▶ [Problem]
Pull out all lines from the listing below in which the word "Строительство" appears.

▶ [Data listing]
▬▬▬
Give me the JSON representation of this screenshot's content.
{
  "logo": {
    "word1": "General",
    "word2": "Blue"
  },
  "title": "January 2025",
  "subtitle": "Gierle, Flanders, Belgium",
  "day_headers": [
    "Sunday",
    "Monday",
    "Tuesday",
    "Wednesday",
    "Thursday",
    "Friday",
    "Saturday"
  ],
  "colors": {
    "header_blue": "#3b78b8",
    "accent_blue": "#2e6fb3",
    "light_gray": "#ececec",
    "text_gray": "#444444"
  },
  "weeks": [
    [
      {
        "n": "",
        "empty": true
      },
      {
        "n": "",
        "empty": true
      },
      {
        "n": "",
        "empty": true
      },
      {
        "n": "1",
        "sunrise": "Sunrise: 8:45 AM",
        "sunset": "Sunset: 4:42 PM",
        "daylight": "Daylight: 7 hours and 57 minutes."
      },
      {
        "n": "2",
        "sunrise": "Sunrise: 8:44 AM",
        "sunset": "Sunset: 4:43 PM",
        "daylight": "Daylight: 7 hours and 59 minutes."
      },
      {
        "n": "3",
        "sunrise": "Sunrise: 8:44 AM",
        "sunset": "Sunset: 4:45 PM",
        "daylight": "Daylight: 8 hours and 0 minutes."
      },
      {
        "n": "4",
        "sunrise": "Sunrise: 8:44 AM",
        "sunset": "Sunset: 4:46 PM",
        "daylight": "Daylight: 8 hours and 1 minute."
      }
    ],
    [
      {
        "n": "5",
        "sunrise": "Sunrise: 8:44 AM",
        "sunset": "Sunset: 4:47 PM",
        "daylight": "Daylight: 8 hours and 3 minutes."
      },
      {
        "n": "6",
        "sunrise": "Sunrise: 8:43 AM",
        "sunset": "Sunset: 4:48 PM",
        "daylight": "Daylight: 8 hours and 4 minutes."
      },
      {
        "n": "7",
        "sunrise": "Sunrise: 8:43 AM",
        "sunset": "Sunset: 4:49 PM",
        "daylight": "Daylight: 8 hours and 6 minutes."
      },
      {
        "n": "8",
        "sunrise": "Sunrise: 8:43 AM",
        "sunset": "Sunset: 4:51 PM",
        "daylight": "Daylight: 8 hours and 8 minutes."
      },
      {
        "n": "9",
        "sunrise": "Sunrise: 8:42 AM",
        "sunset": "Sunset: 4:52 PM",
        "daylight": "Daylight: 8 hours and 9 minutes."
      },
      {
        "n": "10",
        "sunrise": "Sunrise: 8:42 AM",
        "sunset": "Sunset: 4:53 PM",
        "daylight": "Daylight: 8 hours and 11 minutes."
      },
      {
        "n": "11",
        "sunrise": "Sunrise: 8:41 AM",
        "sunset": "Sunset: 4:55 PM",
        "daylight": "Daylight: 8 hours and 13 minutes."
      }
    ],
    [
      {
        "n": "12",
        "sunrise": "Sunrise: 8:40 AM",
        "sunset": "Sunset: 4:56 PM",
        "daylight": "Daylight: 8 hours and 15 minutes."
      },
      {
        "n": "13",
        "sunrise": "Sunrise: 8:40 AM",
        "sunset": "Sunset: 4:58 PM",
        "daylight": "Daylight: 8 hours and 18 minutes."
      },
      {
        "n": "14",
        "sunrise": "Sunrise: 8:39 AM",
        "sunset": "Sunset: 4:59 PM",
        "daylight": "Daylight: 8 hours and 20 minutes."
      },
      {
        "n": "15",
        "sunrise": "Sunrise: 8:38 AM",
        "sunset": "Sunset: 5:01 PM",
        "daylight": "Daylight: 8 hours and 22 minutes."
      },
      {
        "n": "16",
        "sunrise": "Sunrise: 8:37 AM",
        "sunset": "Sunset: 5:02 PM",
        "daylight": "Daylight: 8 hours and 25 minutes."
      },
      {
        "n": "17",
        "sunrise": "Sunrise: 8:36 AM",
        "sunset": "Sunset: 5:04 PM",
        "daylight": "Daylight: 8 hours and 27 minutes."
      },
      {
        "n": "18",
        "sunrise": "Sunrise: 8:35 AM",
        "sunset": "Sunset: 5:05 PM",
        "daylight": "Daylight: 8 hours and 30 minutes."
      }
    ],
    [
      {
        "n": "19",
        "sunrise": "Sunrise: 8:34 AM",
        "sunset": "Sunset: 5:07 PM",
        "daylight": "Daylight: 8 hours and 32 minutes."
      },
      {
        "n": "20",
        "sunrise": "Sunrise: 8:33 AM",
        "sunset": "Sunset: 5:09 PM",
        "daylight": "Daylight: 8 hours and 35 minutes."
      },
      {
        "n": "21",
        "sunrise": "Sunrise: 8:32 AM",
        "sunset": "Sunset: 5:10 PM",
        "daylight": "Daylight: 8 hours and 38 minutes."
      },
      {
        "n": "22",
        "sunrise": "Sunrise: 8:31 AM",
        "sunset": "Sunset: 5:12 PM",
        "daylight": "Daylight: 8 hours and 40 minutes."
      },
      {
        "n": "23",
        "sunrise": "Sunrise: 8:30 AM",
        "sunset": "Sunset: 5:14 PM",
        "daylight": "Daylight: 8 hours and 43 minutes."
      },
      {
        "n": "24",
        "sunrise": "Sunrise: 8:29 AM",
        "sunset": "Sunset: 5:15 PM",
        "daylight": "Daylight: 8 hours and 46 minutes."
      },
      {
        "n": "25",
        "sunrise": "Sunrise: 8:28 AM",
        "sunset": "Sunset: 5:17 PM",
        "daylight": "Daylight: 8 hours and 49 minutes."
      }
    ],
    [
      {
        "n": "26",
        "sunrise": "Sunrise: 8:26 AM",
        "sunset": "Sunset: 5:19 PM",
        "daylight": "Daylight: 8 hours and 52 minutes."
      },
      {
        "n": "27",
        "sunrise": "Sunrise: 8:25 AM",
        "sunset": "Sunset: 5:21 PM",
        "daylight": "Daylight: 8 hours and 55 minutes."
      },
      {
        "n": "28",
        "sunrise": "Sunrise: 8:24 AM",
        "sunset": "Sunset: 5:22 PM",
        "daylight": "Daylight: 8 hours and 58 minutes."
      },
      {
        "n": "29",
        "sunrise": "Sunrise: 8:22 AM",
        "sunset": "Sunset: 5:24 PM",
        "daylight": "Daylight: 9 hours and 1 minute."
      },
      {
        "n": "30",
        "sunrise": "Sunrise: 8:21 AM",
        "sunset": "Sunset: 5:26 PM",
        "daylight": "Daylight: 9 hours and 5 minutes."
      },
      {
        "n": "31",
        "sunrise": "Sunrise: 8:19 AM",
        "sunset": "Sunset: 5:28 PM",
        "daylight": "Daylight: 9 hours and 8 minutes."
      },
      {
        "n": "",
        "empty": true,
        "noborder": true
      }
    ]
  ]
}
▬▬▬
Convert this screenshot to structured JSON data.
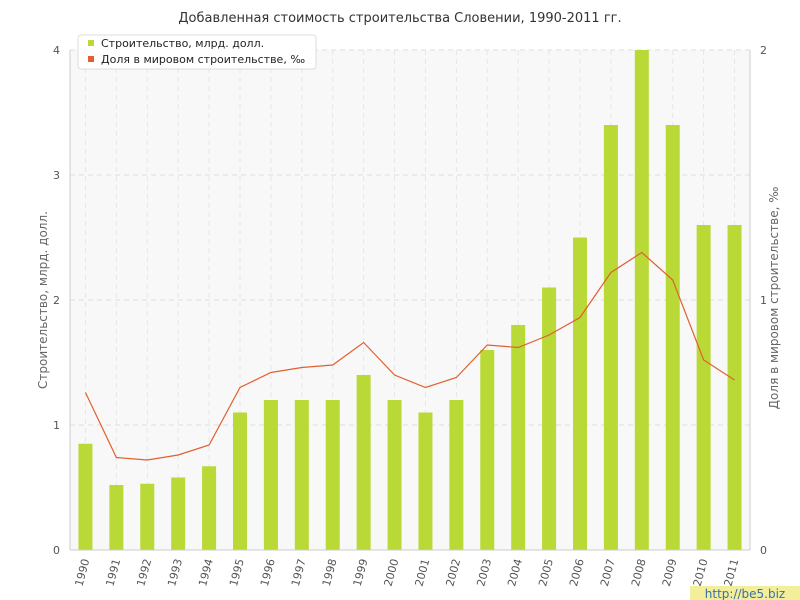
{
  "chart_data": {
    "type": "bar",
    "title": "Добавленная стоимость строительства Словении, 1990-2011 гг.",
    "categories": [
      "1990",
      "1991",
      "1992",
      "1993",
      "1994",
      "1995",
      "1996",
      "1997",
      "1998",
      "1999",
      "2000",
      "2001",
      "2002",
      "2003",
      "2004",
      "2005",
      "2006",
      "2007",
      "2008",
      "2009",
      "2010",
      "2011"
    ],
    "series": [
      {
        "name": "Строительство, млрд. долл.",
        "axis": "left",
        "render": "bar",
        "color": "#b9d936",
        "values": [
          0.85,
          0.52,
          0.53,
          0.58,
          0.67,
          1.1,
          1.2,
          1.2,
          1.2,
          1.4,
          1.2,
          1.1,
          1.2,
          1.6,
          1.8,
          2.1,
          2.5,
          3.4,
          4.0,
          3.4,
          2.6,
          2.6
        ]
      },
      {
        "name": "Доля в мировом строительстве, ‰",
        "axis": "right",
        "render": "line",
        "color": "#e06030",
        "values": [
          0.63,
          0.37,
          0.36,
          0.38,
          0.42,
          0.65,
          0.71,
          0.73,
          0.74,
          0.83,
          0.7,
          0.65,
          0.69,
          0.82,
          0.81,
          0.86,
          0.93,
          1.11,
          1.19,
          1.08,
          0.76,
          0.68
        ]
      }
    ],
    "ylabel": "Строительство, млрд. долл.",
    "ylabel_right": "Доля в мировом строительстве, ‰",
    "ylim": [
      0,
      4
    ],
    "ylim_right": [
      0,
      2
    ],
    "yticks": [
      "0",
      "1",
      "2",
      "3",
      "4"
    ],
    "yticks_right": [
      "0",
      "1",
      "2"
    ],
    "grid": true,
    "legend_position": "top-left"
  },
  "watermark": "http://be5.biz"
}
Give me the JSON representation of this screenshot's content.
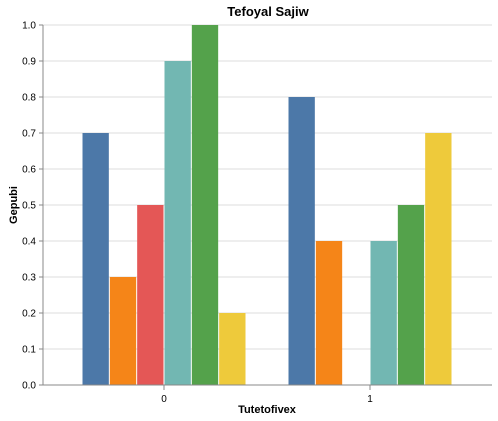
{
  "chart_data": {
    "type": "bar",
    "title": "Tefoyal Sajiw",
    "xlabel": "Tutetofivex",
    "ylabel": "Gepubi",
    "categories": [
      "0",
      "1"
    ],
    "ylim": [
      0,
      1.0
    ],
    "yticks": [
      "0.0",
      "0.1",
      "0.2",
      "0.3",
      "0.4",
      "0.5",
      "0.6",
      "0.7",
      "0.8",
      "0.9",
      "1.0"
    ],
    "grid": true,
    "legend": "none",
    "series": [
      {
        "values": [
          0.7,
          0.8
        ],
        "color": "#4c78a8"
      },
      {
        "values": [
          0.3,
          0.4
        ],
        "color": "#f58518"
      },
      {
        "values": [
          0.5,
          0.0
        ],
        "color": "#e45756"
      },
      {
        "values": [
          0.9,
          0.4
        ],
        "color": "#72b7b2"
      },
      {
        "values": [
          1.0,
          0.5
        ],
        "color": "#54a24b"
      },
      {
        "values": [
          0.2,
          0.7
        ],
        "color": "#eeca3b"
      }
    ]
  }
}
▬▬▬
▶ [Output for this exercise]
        "name": "Строительство, млрд. долл.",
    "ylabel": "Строительство, млрд. долл.",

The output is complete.